───── INPUT

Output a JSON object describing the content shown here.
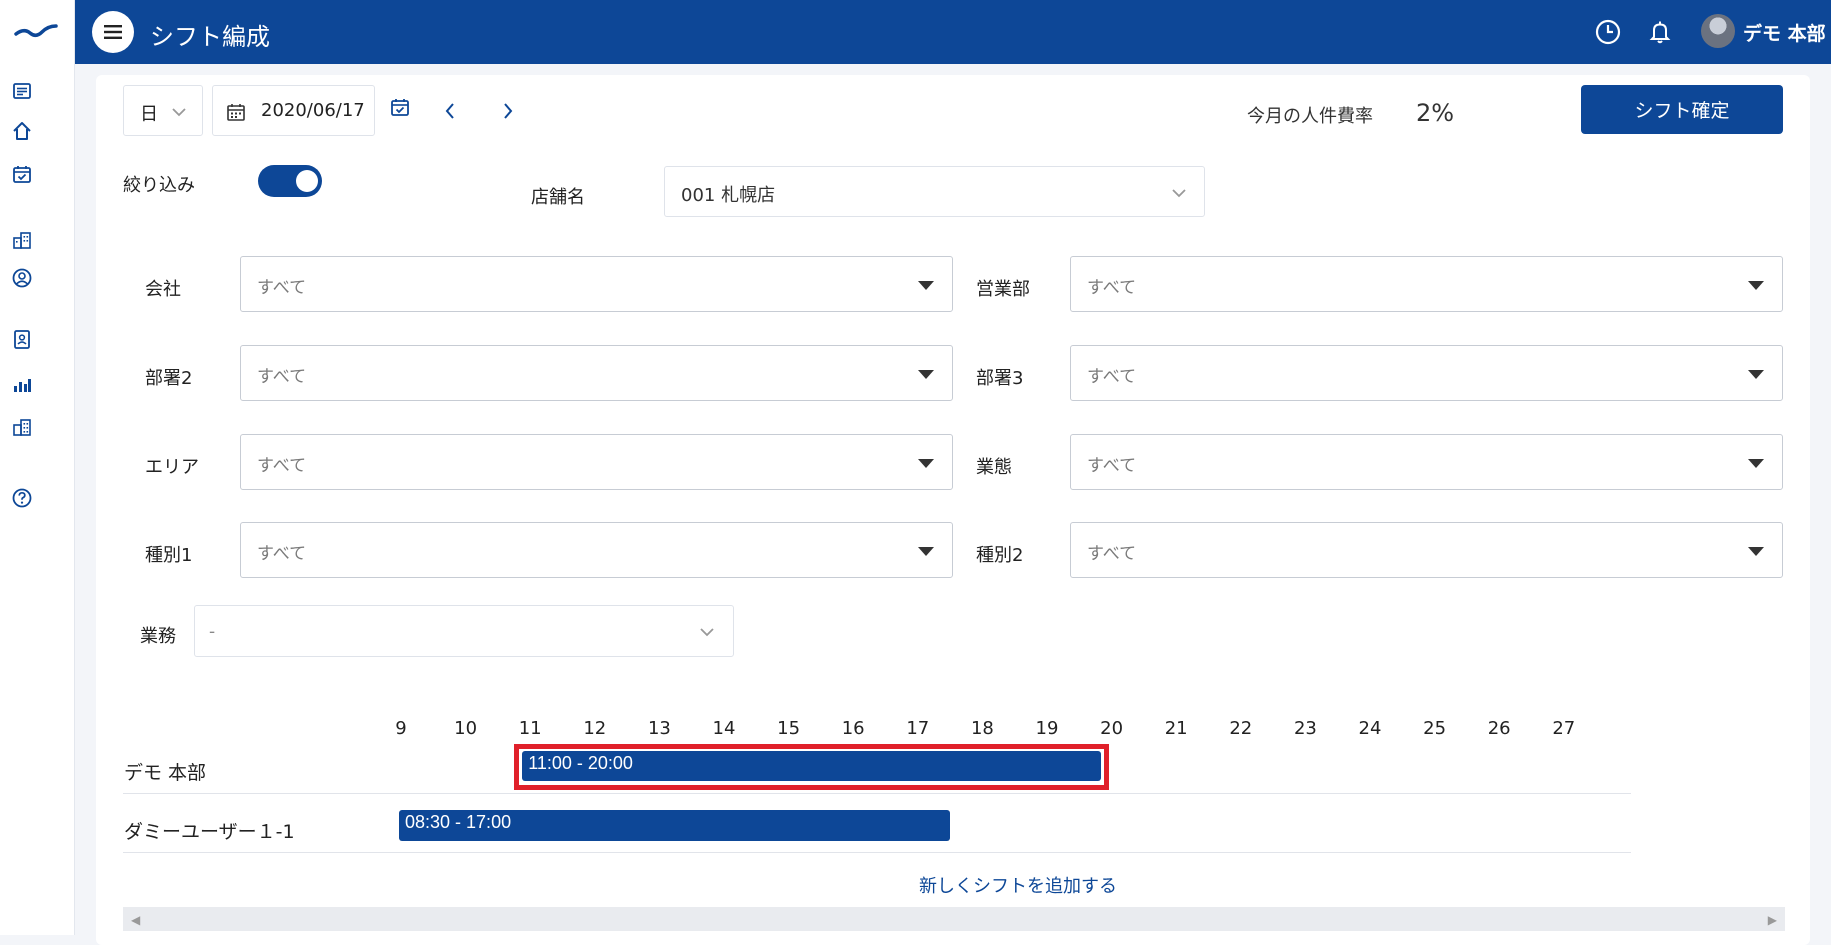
{
  "app": {
    "title": "シフト編成",
    "user": {
      "name": "デモ 本部"
    }
  },
  "toolbar": {
    "view_mode": "日",
    "date": "2020/06/17",
    "labor_cost_label": "今月の人件費率",
    "labor_cost_value": "2%",
    "confirm_button": "シフト確定"
  },
  "filters": {
    "toggle_label": "絞り込み",
    "toggle_on": true,
    "store_label": "店舗名",
    "store_value": "001 札幌店",
    "fields": [
      {
        "label": "会社",
        "value": "すべて"
      },
      {
        "label": "営業部",
        "value": "すべて"
      },
      {
        "label": "部署2",
        "value": "すべて"
      },
      {
        "label": "部署3",
        "value": "すべて"
      },
      {
        "label": "エリア",
        "value": "すべて"
      },
      {
        "label": "業態",
        "value": "すべて"
      },
      {
        "label": "種別1",
        "value": "すべて"
      },
      {
        "label": "種別2",
        "value": "すべて"
      }
    ],
    "task_label": "業務",
    "task_value": "-"
  },
  "timeline": {
    "hours": [
      "9",
      "10",
      "11",
      "12",
      "13",
      "14",
      "15",
      "16",
      "17",
      "18",
      "19",
      "20",
      "21",
      "22",
      "23",
      "24",
      "25",
      "26",
      "27"
    ],
    "rows": [
      {
        "name": "デモ 本部",
        "shift": "11:00 - 20:00",
        "start": 11.0,
        "end": 19.8,
        "highlighted": true
      },
      {
        "name": "ダミーユーザー１-1",
        "shift": "08:30 - 17:00",
        "start": 9.0,
        "end": 17.5,
        "highlighted": false
      }
    ],
    "add_link": "新しくシフトを追加する"
  },
  "colors": {
    "primary": "#0d4797",
    "highlight": "#e0202a",
    "background": "#f3f5f9"
  }
}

──────────

STATED TASK
Every record above should be written out again without change, except that the pictures are left out.

FULL RESPONSE
Output a JSON object describing the content shown here.
{
  "app": {
    "title": "シフト編成",
    "user": {
      "name": "デモ 本部"
    }
  },
  "toolbar": {
    "view_mode": "日",
    "date": "2020/06/17",
    "labor_cost_label": "今月の人件費率",
    "labor_cost_value": "2%",
    "confirm_button": "シフト確定"
  },
  "filters": {
    "toggle_label": "絞り込み",
    "toggle_on": true,
    "store_label": "店舗名",
    "store_value": "001 札幌店",
    "fields": [
      {
        "label": "会社",
        "value": "すべて"
      },
      {
        "label": "営業部",
        "value": "すべて"
      },
      {
        "label": "部署2",
        "value": "すべて"
      },
      {
        "label": "部署3",
        "value": "すべて"
      },
      {
        "label": "エリア",
        "value": "すべて"
      },
      {
        "label": "業態",
        "value": "すべて"
      },
      {
        "label": "種別1",
        "value": "すべて"
      },
      {
        "label": "種別2",
        "value": "すべて"
      }
    ],
    "task_label": "業務",
    "task_value": "-"
  },
  "timeline": {
    "hours": [
      "9",
      "10",
      "11",
      "12",
      "13",
      "14",
      "15",
      "16",
      "17",
      "18",
      "19",
      "20",
      "21",
      "22",
      "23",
      "24",
      "25",
      "26",
      "27"
    ],
    "rows": [
      {
        "name": "デモ 本部",
        "shift": "11:00 - 20:00",
        "start": 11.0,
        "end": 19.8,
        "highlighted": true
      },
      {
        "name": "ダミーユーザー１-1",
        "shift": "08:30 - 17:00",
        "start": 9.0,
        "end": 17.5,
        "highlighted": false
      }
    ],
    "add_link": "新しくシフトを追加する"
  },
  "colors": {
    "primary": "#0d4797",
    "highlight": "#e0202a",
    "background": "#f3f5f9"
  }
}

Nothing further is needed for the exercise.